= Stated goal =
Please print every record below exactly as it appears.

= Source data =
################

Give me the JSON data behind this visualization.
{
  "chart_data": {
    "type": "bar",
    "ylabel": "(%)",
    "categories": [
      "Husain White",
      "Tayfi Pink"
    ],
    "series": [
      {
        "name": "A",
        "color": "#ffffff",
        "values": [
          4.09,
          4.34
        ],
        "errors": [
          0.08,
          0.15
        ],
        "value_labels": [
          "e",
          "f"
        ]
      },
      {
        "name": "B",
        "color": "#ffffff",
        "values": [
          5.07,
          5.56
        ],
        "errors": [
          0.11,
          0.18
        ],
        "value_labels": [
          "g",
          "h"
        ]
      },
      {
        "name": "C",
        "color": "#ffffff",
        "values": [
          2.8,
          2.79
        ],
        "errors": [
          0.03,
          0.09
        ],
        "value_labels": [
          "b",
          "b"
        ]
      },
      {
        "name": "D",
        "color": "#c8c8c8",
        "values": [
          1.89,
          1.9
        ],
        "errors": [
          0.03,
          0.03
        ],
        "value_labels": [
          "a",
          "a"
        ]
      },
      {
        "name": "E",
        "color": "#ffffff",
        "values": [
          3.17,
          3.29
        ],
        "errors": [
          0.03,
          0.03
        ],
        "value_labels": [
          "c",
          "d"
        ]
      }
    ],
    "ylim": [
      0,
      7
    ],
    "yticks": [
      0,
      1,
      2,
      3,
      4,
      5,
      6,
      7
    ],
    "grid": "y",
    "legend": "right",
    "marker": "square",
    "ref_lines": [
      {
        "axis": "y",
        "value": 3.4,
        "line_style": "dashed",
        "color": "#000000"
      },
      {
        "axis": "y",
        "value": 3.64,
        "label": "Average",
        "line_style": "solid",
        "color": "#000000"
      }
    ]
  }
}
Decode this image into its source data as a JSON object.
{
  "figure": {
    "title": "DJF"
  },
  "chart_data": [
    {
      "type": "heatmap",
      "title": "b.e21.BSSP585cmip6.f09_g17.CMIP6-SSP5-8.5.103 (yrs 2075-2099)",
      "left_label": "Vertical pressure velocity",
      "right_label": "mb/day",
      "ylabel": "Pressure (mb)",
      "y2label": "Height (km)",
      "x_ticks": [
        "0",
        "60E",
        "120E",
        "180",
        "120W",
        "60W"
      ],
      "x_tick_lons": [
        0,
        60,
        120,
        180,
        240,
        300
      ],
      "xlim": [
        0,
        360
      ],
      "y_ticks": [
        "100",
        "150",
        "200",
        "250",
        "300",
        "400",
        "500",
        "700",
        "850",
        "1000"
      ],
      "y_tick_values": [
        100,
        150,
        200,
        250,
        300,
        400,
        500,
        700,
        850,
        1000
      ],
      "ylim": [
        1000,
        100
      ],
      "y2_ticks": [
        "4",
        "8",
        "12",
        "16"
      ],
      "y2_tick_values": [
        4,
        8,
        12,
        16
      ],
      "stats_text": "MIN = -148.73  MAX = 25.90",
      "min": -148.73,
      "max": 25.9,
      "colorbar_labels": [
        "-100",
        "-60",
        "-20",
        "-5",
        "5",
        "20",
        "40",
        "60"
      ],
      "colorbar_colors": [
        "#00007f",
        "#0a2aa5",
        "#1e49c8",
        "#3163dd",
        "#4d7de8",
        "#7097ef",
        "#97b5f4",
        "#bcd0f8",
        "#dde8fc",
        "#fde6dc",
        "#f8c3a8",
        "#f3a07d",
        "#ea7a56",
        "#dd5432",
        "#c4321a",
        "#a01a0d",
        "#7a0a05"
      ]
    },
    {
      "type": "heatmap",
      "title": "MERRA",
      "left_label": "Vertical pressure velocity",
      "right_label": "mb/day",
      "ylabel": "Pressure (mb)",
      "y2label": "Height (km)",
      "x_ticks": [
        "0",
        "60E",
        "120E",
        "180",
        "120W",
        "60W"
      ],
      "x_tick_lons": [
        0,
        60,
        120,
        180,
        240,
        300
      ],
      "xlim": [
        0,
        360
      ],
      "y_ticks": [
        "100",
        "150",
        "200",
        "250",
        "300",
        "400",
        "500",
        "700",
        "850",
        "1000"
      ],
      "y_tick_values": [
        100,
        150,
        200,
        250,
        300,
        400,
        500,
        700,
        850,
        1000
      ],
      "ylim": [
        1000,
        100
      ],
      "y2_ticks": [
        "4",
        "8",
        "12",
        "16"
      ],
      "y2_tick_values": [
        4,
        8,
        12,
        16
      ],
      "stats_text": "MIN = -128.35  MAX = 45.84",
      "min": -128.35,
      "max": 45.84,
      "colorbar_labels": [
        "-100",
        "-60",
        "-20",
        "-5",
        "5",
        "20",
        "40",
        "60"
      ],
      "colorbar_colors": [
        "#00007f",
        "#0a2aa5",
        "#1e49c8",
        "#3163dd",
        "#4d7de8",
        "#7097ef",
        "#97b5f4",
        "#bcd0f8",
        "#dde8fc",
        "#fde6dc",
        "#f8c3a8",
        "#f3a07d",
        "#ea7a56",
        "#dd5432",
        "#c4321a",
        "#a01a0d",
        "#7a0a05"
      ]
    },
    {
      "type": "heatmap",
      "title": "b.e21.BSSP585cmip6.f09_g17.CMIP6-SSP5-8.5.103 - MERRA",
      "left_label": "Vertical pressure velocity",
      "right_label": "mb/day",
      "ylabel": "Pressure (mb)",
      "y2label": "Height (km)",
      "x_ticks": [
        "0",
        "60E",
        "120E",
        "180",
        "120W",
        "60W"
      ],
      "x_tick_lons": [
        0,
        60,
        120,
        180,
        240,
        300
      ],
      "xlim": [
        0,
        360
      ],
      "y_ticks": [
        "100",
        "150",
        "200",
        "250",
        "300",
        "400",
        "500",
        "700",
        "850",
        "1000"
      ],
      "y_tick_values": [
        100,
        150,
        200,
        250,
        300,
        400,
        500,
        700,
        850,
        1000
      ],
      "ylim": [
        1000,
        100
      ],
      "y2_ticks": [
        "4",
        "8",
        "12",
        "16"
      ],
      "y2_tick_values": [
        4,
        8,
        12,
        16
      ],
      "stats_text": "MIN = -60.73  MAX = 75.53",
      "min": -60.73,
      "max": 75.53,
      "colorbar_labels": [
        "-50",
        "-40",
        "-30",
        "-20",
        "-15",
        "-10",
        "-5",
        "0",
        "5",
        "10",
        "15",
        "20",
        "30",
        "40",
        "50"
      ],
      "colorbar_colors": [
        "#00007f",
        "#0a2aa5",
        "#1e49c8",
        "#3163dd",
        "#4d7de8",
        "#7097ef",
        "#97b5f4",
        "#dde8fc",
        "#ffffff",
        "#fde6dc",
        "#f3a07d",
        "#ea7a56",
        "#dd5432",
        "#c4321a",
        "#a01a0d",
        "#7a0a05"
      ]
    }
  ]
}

################

= Task solution =
Give me the JSON data behind this visualization.
{
  "chart_data": {
    "type": "bar",
    "ylabel": "(%)",
    "categories": [
      "Husain White",
      "Tayfi Pink"
    ],
    "series": [
      {
        "name": "A",
        "color": "#ffffff",
        "values": [
          4.09,
          4.34
        ],
        "errors": [
          0.08,
          0.15
        ],
        "value_labels": [
          "e",
          "f"
        ]
      },
      {
        "name": "B",
        "color": "#ffffff",
        "values": [
          5.07,
          5.56
        ],
        "errors": [
          0.11,
          0.18
        ],
        "value_labels": [
          "g",
          "h"
        ]
      },
      {
        "name": "C",
        "color": "#ffffff",
        "values": [
          2.8,
          2.79
        ],
        "errors": [
          0.03,
          0.09
        ],
        "value_labels": [
          "b",
          "b"
        ]
      },
      {
        "name": "D",
        "color": "#c8c8c8",
        "values": [
          1.89,
          1.9
        ],
        "errors": [
          0.03,
          0.03
        ],
        "value_labels": [
          "a",
          "a"
        ]
      },
      {
        "name": "E",
        "color": "#ffffff",
        "values": [
          3.17,
          3.29
        ],
        "errors": [
          0.03,
          0.03
        ],
        "value_labels": [
          "c",
          "d"
        ]
      }
    ],
    "ylim": [
      0,
      7
    ],
    "yticks": [
      0,
      1,
      2,
      3,
      4,
      5,
      6,
      7
    ],
    "grid": "y",
    "legend": "right",
    "marker": "square",
    "ref_lines": [
      {
        "axis": "y",
        "value": 3.4,
        "line_style": "dashed",
        "color": "#000000"
      },
      {
        "axis": "y",
        "value": 3.64,
        "label": "Average",
        "line_style": "solid",
        "color": "#000000"
      }
    ]
  }
}
Decode this image into its source data as a JSON object.
{
  "figure": {
    "title": "DJF"
  },
  "chart_data": [
    {
      "type": "heatmap",
      "title": "b.e21.BSSP585cmip6.f09_g17.CMIP6-SSP5-8.5.103 (yrs 2075-2099)",
      "left_label": "Vertical pressure velocity",
      "right_label": "mb/day",
      "ylabel": "Pressure (mb)",
      "y2label": "Height (km)",
      "x_ticks": [
        "0",
        "60E",
        "120E",
        "180",
        "120W",
        "60W"
      ],
      "x_tick_lons": [
        0,
        60,
        120,
        180,
        240,
        300
      ],
      "xlim": [
        0,
        360
      ],
      "y_ticks": [
        "100",
        "150",
        "200",
        "250",
        "300",
        "400",
        "500",
        "700",
        "850",
        "1000"
      ],
      "y_tick_values": [
        100,
        150,
        200,
        250,
        300,
        400,
        500,
        700,
        850,
        1000
      ],
      "ylim": [
        1000,
        100
      ],
      "y2_ticks": [
        "4",
        "8",
        "12",
        "16"
      ],
      "y2_tick_values": [
        4,
        8,
        12,
        16
      ],
      "stats_text": "MIN = -148.73  MAX = 25.90",
      "min": -148.73,
      "max": 25.9,
      "colorbar_labels": [
        "-100",
        "-60",
        "-20",
        "-5",
        "5",
        "20",
        "40",
        "60"
      ],
      "colorbar_colors": [
        "#00007f",
        "#0a2aa5",
        "#1e49c8",
        "#3163dd",
        "#4d7de8",
        "#7097ef",
        "#97b5f4",
        "#bcd0f8",
        "#dde8fc",
        "#fde6dc",
        "#f8c3a8",
        "#f3a07d",
        "#ea7a56",
        "#dd5432",
        "#c4321a",
        "#a01a0d",
        "#7a0a05"
      ]
    },
    {
      "type": "heatmap",
      "title": "MERRA",
      "left_label": "Vertical pressure velocity",
      "right_label": "mb/day",
      "ylabel": "Pressure (mb)",
      "y2label": "Height (km)",
      "x_ticks": [
        "0",
        "60E",
        "120E",
        "180",
        "120W",
        "60W"
      ],
      "x_tick_lons": [
        0,
        60,
        120,
        180,
        240,
        300
      ],
      "xlim": [
        0,
        360
      ],
      "y_ticks": [
        "100",
        "150",
        "200",
        "250",
        "300",
        "400",
        "500",
        "700",
        "850",
        "1000"
      ],
      "y_tick_values": [
        100,
        150,
        200,
        250,
        300,
        400,
        500,
        700,
        850,
        1000
      ],
      "ylim": [
        1000,
        100
      ],
      "y2_ticks": [
        "4",
        "8",
        "12",
        "16"
      ],
      "y2_tick_values": [
        4,
        8,
        12,
        16
      ],
      "stats_text": "MIN = -128.35  MAX = 45.84",
      "min": -128.35,
      "max": 45.84,
      "colorbar_labels": [
        "-100",
        "-60",
        "-20",
        "-5",
        "5",
        "20",
        "40",
        "60"
      ],
      "colorbar_colors": [
        "#00007f",
        "#0a2aa5",
        "#1e49c8",
        "#3163dd",
        "#4d7de8",
        "#7097ef",
        "#97b5f4",
        "#bcd0f8",
        "#dde8fc",
        "#fde6dc",
        "#f8c3a8",
        "#f3a07d",
        "#ea7a56",
        "#dd5432",
        "#c4321a",
        "#a01a0d",
        "#7a0a05"
      ]
    },
    {
      "type": "heatmap",
      "title": "b.e21.BSSP585cmip6.f09_g17.CMIP6-SSP5-8.5.103 - MERRA",
      "left_label": "Vertical pressure velocity",
      "right_label": "mb/day",
      "ylabel": "Pressure (mb)",
      "y2label": "Height (km)",
      "x_ticks": [
        "0",
        "60E",
        "120E",
        "180",
        "120W",
        "60W"
      ],
      "x_tick_lons": [
        0,
        60,
        120,
        180,
        240,
        300
      ],
      "xlim": [
        0,
        360
      ],
      "y_ticks": [
        "100",
        "150",
        "200",
        "250",
        "300",
        "400",
        "500",
        "700",
        "850",
        "1000"
      ],
      "y_tick_values": [
        100,
        150,
        200,
        250,
        300,
        400,
        500,
        700,
        850,
        1000
      ],
      "ylim": [
        1000,
        100
      ],
      "y2_ticks": [
        "4",
        "8",
        "12",
        "16"
      ],
      "y2_tick_values": [
        4,
        8,
        12,
        16
      ],
      "stats_text": "MIN = -60.73  MAX = 75.53",
      "min": -60.73,
      "max": 75.53,
      "colorbar_labels": [
        "-50",
        "-40",
        "-30",
        "-20",
        "-15",
        "-10",
        "-5",
        "0",
        "5",
        "10",
        "15",
        "20",
        "30",
        "40",
        "50"
      ],
      "colorbar_colors": [
        "#00007f",
        "#0a2aa5",
        "#1e49c8",
        "#3163dd",
        "#4d7de8",
        "#7097ef",
        "#97b5f4",
        "#dde8fc",
        "#ffffff",
        "#fde6dc",
        "#f3a07d",
        "#ea7a56",
        "#dd5432",
        "#c4321a",
        "#a01a0d",
        "#7a0a05"
      ]
    }
  ]
}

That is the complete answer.